Stored records:
++++++
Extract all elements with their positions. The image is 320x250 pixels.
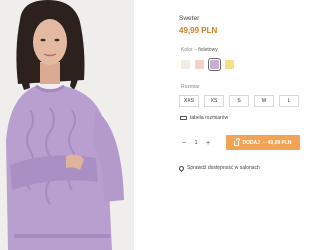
location-pin-icon — [177, 164, 186, 172]
color-label: Kolor – fioletowy — [181, 47, 218, 53]
add-to-cart-price: 49,99 PLN — [267, 139, 292, 146]
product-details-panel: Sweter 49,99 PLN Kolor – fioletowy Rozmi… — [177, 0, 300, 250]
add-to-cart-separator: - — [262, 139, 265, 146]
size-button-m[interactable]: M — [254, 95, 274, 107]
shopping-bag-icon — [234, 138, 240, 146]
quantity-stepper: − 1 + — [179, 137, 219, 149]
ruler-icon — [180, 116, 187, 120]
store-availability-label: Sprawdź dostępność w salonach — [187, 165, 260, 171]
quantity-value[interactable]: 1 — [189, 140, 203, 146]
size-button-xs[interactable]: XS — [204, 95, 224, 107]
quantity-decrease-button[interactable]: − — [179, 137, 189, 149]
size-table-link-label: tabela rozmiarów — [190, 115, 229, 121]
color-swatch-cream[interactable] — [181, 60, 190, 69]
product-title: Sweter — [179, 15, 200, 22]
add-to-cart-button[interactable]: DODAJ - 49,99 PLN — [226, 135, 300, 150]
product-price: 49,99 PLN — [179, 26, 218, 35]
selected-color-name: fioletowy — [198, 47, 218, 53]
size-button-xxs[interactable]: XXS — [179, 95, 199, 107]
color-swatch-purple[interactable] — [208, 58, 221, 71]
add-to-cart-label: DODAJ — [242, 139, 260, 146]
size-button-l[interactable]: L — [279, 95, 299, 107]
color-label-text: Kolor — [181, 47, 193, 53]
store-availability-link[interactable]: Sprawdź dostępność w salonach — [177, 164, 260, 172]
model-wearing-sweater-image — [0, 0, 134, 250]
size-label: Rozmiar — [181, 84, 200, 90]
size-table-link[interactable]: tabela rozmiarów — [180, 114, 228, 122]
product-photo[interactable] — [0, 0, 134, 250]
color-swatch-yellow[interactable] — [225, 60, 234, 69]
color-swatch-pink[interactable] — [195, 60, 204, 69]
size-button-s[interactable]: S — [229, 95, 249, 107]
product-page: Sweter 49,99 PLN Kolor – fioletowy Rozmi… — [0, 0, 300, 250]
quantity-increase-button[interactable]: + — [203, 137, 213, 149]
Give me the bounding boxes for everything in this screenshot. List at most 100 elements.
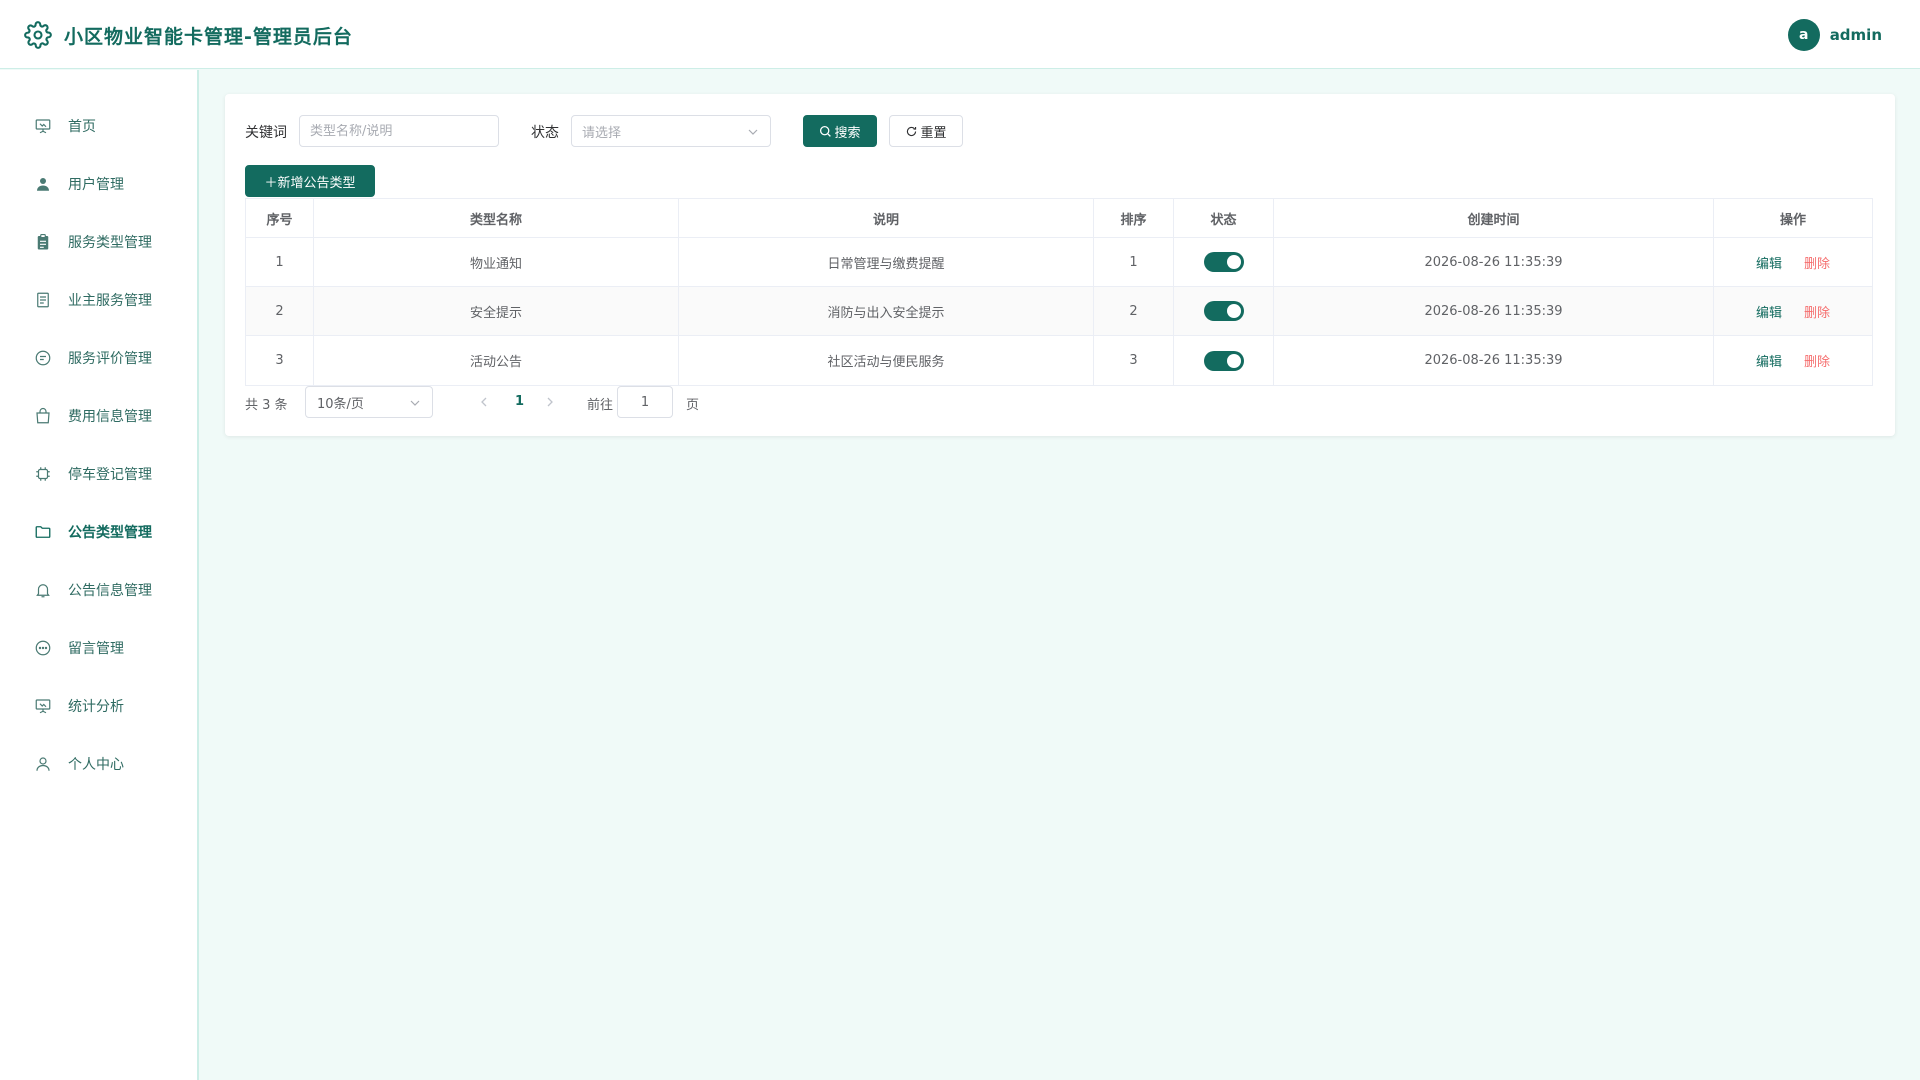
cell-status	[1174, 287, 1274, 335]
folder-icon	[35, 526, 51, 538]
chart-board-icon	[35, 699, 51, 714]
keyword-input[interactable]	[310, 123, 498, 139]
sidebar-item-label: 服务类型管理	[68, 235, 152, 251]
top-header: 小区物业智能卡管理-管理员后台 a admin	[0, 0, 1920, 69]
app-title: 小区物业智能卡管理-管理员后台	[64, 26, 353, 48]
sidebar-item-service-reviews[interactable]: 服务评价管理	[0, 329, 197, 387]
reset-button[interactable]: 重置	[889, 115, 963, 147]
presentation-icon	[35, 119, 51, 134]
search-button-label: 搜索	[834, 125, 861, 141]
cell-desc: 社区活动与便民服务	[679, 336, 1094, 385]
column-header: 状态	[1174, 199, 1274, 237]
delete-link[interactable]: 删除	[1804, 302, 1830, 321]
column-header: 序号	[246, 199, 314, 237]
sidebar-item-fees[interactable]: 费用信息管理	[0, 387, 197, 445]
notice-type-table: 序号 类型名称 说明 排序 状态 创建时间 操作 1 物业通知 日常管理与缴费提…	[245, 198, 1873, 386]
page-size-value: 10条/页	[317, 396, 364, 412]
status-label: 状态	[531, 125, 559, 141]
user-menu[interactable]: a admin	[1787, 19, 1882, 51]
delete-link[interactable]: 删除	[1804, 351, 1830, 370]
cell-sort: 3	[1094, 336, 1174, 385]
column-header: 说明	[679, 199, 1094, 237]
sidebar-item-notice-types[interactable]: 公告类型管理	[0, 503, 197, 561]
sidebar-item-statistics[interactable]: 统计分析	[0, 677, 197, 735]
cell-actions: 编辑 删除	[1714, 287, 1872, 335]
chevron-right-icon[interactable]	[543, 395, 557, 409]
sidebar-item-label: 公告信息管理	[68, 583, 152, 599]
cell-index: 2	[246, 287, 314, 335]
search-icon	[820, 125, 832, 137]
sidebar-item-label: 用户管理	[68, 177, 124, 193]
sidebar: 首页 用户管理 服务类型管理 业主服务管理 服务评价管理 费用信息管理 停车登记…	[0, 70, 199, 1080]
cell-desc: 日常管理与缴费提醒	[679, 238, 1094, 286]
edit-link[interactable]: 编辑	[1756, 253, 1782, 272]
sidebar-item-messages[interactable]: 留言管理	[0, 619, 197, 677]
sidebar-item-users[interactable]: 用户管理	[0, 155, 197, 213]
column-header: 类型名称	[314, 199, 679, 237]
page-size-select[interactable]: 10条/页	[305, 386, 433, 418]
cell-desc: 消防与出入安全提示	[679, 287, 1094, 335]
edit-link[interactable]: 编辑	[1756, 302, 1782, 321]
status-toggle[interactable]	[1203, 252, 1244, 272]
edit-link[interactable]: 编辑	[1756, 351, 1782, 370]
gear-icon	[24, 21, 52, 49]
sidebar-item-home[interactable]: 首页	[0, 97, 197, 155]
document-icon	[37, 292, 49, 308]
chevron-left-icon[interactable]	[477, 395, 491, 409]
cell-actions: 编辑 删除	[1714, 238, 1872, 286]
column-header: 操作	[1779, 212, 1806, 228]
cell-name: 安全提示	[314, 287, 679, 335]
add-button-label: ＋新增公告类型	[264, 175, 356, 191]
status-toggle[interactable]	[1203, 301, 1244, 321]
sidebar-item-service-types[interactable]: 服务类型管理	[0, 213, 197, 271]
clipboard-icon	[37, 233, 49, 250]
chip-icon	[36, 467, 50, 481]
sidebar-item-label: 公告类型管理	[68, 525, 152, 541]
table-row: 3 活动公告 社区活动与便民服务 3 2026-08-26 11:35:39 编…	[246, 336, 1872, 385]
sidebar-item-parking[interactable]: 停车登记管理	[0, 445, 197, 503]
status-select-placeholder: 请选择	[582, 125, 622, 141]
goto-page-input[interactable]	[617, 386, 673, 418]
search-button[interactable]: 搜索	[803, 115, 877, 147]
chat-icon	[35, 350, 51, 366]
cell-actions: 编辑 删除	[1714, 336, 1872, 385]
column-header: 排序	[1094, 199, 1174, 237]
user-outline-icon	[36, 757, 50, 771]
cell-name: 物业通知	[314, 238, 679, 286]
sidebar-item-profile[interactable]: 个人中心	[0, 735, 197, 793]
cell-created: 2026-08-26 11:35:39	[1274, 287, 1714, 335]
status-toggle[interactable]	[1203, 350, 1244, 371]
sidebar-item-label: 业主服务管理	[68, 293, 152, 309]
user-icon	[37, 178, 49, 191]
status-select[interactable]: 请选择	[571, 115, 771, 147]
sidebar-item-notices[interactable]: 公告信息管理	[0, 561, 197, 619]
sidebar-item-owner-services[interactable]: 业主服务管理	[0, 271, 197, 329]
cell-status	[1174, 238, 1274, 286]
sidebar-item-label: 费用信息管理	[68, 409, 152, 425]
goto-label: 前往	[587, 398, 614, 413]
cell-index: 1	[246, 238, 314, 286]
chevron-down-icon	[748, 129, 758, 135]
add-notice-type-button[interactable]: ＋新增公告类型	[245, 165, 375, 197]
table-row: 2 安全提示 消防与出入安全提示 2 2026-08-26 11:35:39 编…	[246, 287, 1872, 336]
bell-icon	[36, 584, 50, 598]
message-icon	[35, 640, 51, 656]
table-header: 序号 类型名称 说明 排序 状态 创建时间 操作	[246, 199, 1872, 238]
avatar[interactable]: a	[1787, 19, 1820, 51]
sidebar-item-label: 个人中心	[68, 757, 124, 773]
keyword-label: 关键词	[245, 125, 287, 141]
page-unit-label: 页	[686, 398, 700, 413]
sidebar-item-label: 首页	[68, 119, 96, 135]
cell-sort: 2	[1094, 287, 1174, 335]
refresh-icon	[907, 126, 917, 136]
pagination-total: 共 3 条	[245, 398, 288, 413]
sidebar-item-label: 停车登记管理	[68, 467, 152, 483]
sidebar-item-label: 服务评价管理	[68, 351, 152, 367]
keyword-input-wrapper[interactable]	[299, 115, 499, 147]
sidebar-item-label: 留言管理	[68, 641, 124, 657]
delete-link[interactable]: 删除	[1804, 253, 1830, 272]
username[interactable]: admin	[1830, 26, 1882, 44]
page-number-current[interactable]: 1	[515, 394, 524, 409]
sidebar-item-label: 统计分析	[68, 699, 124, 715]
cell-name: 活动公告	[314, 336, 679, 385]
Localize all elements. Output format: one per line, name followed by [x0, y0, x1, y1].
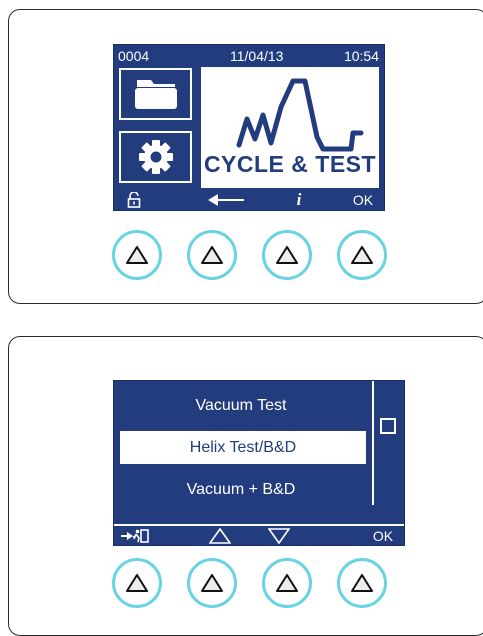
++++++
Can you repeat the lines from the one with "location-pin-icon — [177, 164, 186, 172]" up to and including the one with "add-to-cart-separator: - —", swapping "fioletowy" for "zielony" and leaving everything else unchanged?

location-pin-icon — [177, 164, 186, 172]
color-label: Kolor – zielony — [181, 47, 218, 53]
add-to-cart-price: 49,99 PLN — [267, 139, 292, 146]
product-details-panel: Sweter 49,99 PLN Kolor – zielony Rozmi… — [177, 0, 300, 250]
add-to-cart-separator: - — [262, 139, 265, 146]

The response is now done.